_EXERCISE BRIEF_
Please return the full listing below without altering anything.

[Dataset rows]
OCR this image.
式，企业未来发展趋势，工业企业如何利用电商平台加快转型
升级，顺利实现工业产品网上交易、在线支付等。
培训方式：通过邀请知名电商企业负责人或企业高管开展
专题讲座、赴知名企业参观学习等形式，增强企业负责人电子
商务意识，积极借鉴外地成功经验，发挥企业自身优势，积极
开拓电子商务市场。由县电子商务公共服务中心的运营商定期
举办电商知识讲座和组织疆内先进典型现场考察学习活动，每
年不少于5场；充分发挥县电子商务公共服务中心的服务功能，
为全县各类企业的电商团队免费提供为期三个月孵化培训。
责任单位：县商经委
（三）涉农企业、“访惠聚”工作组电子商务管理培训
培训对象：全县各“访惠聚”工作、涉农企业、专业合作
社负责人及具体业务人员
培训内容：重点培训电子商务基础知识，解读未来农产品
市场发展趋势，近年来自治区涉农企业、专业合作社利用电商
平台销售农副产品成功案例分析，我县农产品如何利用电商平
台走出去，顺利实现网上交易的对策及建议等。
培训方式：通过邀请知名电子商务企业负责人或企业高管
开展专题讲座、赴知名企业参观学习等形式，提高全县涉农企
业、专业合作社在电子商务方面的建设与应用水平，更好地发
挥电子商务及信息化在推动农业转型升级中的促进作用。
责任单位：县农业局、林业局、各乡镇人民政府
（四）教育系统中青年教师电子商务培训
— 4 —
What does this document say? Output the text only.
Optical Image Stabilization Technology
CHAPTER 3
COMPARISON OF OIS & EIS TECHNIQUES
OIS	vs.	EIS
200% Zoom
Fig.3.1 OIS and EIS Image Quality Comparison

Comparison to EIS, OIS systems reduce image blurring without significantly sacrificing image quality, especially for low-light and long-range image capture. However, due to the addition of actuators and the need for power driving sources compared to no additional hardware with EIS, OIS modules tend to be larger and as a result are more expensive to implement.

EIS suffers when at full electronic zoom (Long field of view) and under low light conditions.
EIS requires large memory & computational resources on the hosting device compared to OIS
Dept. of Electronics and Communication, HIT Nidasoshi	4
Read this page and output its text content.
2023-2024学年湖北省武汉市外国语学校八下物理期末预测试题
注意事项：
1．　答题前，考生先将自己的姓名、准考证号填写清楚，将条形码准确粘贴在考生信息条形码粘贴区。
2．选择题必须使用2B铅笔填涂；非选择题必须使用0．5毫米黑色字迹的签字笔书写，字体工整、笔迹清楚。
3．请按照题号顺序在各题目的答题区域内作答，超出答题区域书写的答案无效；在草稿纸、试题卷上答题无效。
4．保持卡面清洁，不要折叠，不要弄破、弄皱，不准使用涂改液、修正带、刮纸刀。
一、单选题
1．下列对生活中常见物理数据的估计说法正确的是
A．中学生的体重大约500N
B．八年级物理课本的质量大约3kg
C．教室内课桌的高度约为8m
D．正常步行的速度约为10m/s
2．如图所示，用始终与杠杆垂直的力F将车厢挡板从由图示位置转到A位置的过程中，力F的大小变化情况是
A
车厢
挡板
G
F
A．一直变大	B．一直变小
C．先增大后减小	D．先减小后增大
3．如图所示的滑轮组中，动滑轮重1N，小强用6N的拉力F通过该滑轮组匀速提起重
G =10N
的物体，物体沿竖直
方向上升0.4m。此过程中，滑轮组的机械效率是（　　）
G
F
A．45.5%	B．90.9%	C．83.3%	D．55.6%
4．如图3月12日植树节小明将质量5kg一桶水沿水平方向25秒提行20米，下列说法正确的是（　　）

_THE RESPONSE_
OCR this image.
式，企业未来发展趋势，工业企业如何利用电商平台加快转型
升级，顺利实现工业产品网上交易、在线支付等。
培训方式：通过邀请知名电商企业负责人或企业高管开展
专题讲座、赴知名企业参观学习等形式，增强企业负责人电子
商务意识，积极借鉴外地成功经验，发挥企业自身优势，积极
开拓电子商务市场。由县电子商务公共服务中心的运营商定期
举办电商知识讲座和组织疆内先进典型现场考察学习活动，每
年不少于5场；充分发挥县电子商务公共服务中心的服务功能，
为全县各类企业的电商团队免费提供为期三个月孵化培训。
责任单位：县商经委
（三）涉农企业、“访惠聚”工作组电子商务管理培训
培训对象：全县各“访惠聚”工作、涉农企业、专业合作
社负责人及具体业务人员
培训内容：重点培训电子商务基础知识，解读未来农产品
市场发展趋势，近年来自治区涉农企业、专业合作社利用电商
平台销售农副产品成功案例分析，我县农产品如何利用电商平
台走出去，顺利实现网上交易的对策及建议等。
培训方式：通过邀请知名电子商务企业负责人或企业高管
开展专题讲座、赴知名企业参观学习等形式，提高全县涉农企
业、专业合作社在电子商务方面的建设与应用水平，更好地发
挥电子商务及信息化在推动农业转型升级中的促进作用。
责任单位：县农业局、林业局、各乡镇人民政府
（四）教育系统中青年教师电子商务培训
— 4 —
What does this document say? Output the text only.
Optical Image Stabilization Technology
CHAPTER 3
COMPARISON OF OIS & EIS TECHNIQUES
OIS	vs.	EIS
200% Zoom
Fig.3.1 OIS and EIS Image Quality Comparison

Comparison to EIS, OIS systems reduce image blurring without significantly sacrificing image quality, especially for low-light and long-range image capture. However, due to the addition of actuators and the need for power driving sources compared to no additional hardware with EIS, OIS modules tend to be larger and as a result are more expensive to implement.

EIS suffers when at full electronic zoom (Long field of view) and under low light conditions.
EIS requires large memory & computational resources on the hosting device compared to OIS
Dept. of Electronics and Communication, HIT Nidasoshi	4
Read this page and output its text content.
2023-2024学年湖北省武汉市外国语学校八下物理期末预测试题
注意事项：
1．　答题前，考生先将自己的姓名、准考证号填写清楚，将条形码准确粘贴在考生信息条形码粘贴区。
2．选择题必须使用2B铅笔填涂；非选择题必须使用0．5毫米黑色字迹的签字笔书写，字体工整、笔迹清楚。
3．请按照题号顺序在各题目的答题区域内作答，超出答题区域书写的答案无效；在草稿纸、试题卷上答题无效。
4．保持卡面清洁，不要折叠，不要弄破、弄皱，不准使用涂改液、修正带、刮纸刀。
一、单选题
1．下列对生活中常见物理数据的估计说法正确的是
A．中学生的体重大约500N
B．八年级物理课本的质量大约3kg
C．教室内课桌的高度约为8m
D．正常步行的速度约为10m/s
2．如图所示，用始终与杠杆垂直的力F将车厢挡板从由图示位置转到A位置的过程中，力F的大小变化情况是
A
车厢
挡板
G
F
A．一直变大	B．一直变小
C．先增大后减小	D．先减小后增大
3．如图所示的滑轮组中，动滑轮重1N，小强用6N的拉力F通过该滑轮组匀速提起重
G =10N
的物体，物体沿竖直
方向上升0.4m。此过程中，滑轮组的机械效率是（　　）
G
F
A．45.5%	B．90.9%	C．83.3%	D．55.6%
4．如图3月12日植树节小明将质量5kg一桶水沿水平方向25秒提行20米，下列说法正确的是（　　）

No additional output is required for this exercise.